• [Stated task]: Without the pictures, print each of the records below exactly as it appears.

• [Records for this exercise]:
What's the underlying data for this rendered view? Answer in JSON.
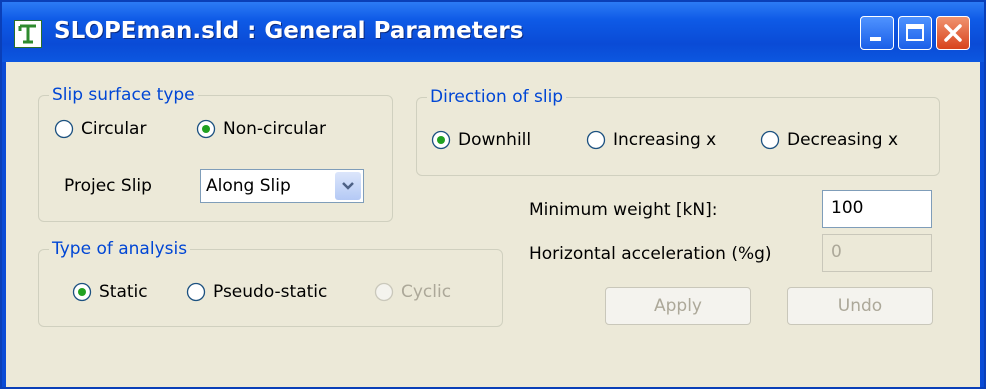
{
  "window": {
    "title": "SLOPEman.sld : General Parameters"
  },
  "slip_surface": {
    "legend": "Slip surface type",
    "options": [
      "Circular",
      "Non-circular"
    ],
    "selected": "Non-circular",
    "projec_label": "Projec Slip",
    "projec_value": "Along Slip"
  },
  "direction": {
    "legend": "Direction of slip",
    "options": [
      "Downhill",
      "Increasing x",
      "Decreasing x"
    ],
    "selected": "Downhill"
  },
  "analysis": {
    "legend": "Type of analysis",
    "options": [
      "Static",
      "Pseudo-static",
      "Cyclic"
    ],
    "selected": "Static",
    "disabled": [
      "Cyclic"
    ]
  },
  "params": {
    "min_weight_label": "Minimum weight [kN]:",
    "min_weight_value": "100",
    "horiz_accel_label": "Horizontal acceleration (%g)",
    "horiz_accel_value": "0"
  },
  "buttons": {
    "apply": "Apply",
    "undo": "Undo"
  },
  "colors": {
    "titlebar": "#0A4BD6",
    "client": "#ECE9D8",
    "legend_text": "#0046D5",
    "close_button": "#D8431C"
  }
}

• [Result of the exercise]:
What's the underlying data for this rendered view? Answer in JSON.
{
  "window": {
    "title": "SLOPEman.sld : General Parameters"
  },
  "slip_surface": {
    "legend": "Slip surface type",
    "options": [
      "Circular",
      "Non-circular"
    ],
    "selected": "Non-circular",
    "projec_label": "Projec Slip",
    "projec_value": "Along Slip"
  },
  "direction": {
    "legend": "Direction of slip",
    "options": [
      "Downhill",
      "Increasing x",
      "Decreasing x"
    ],
    "selected": "Downhill"
  },
  "analysis": {
    "legend": "Type of analysis",
    "options": [
      "Static",
      "Pseudo-static",
      "Cyclic"
    ],
    "selected": "Static",
    "disabled": [
      "Cyclic"
    ]
  },
  "params": {
    "min_weight_label": "Minimum weight [kN]:",
    "min_weight_value": "100",
    "horiz_accel_label": "Horizontal acceleration (%g)",
    "horiz_accel_value": "0"
  },
  "buttons": {
    "apply": "Apply",
    "undo": "Undo"
  },
  "colors": {
    "titlebar": "#0A4BD6",
    "client": "#ECE9D8",
    "legend_text": "#0046D5",
    "close_button": "#D8431C"
  }
}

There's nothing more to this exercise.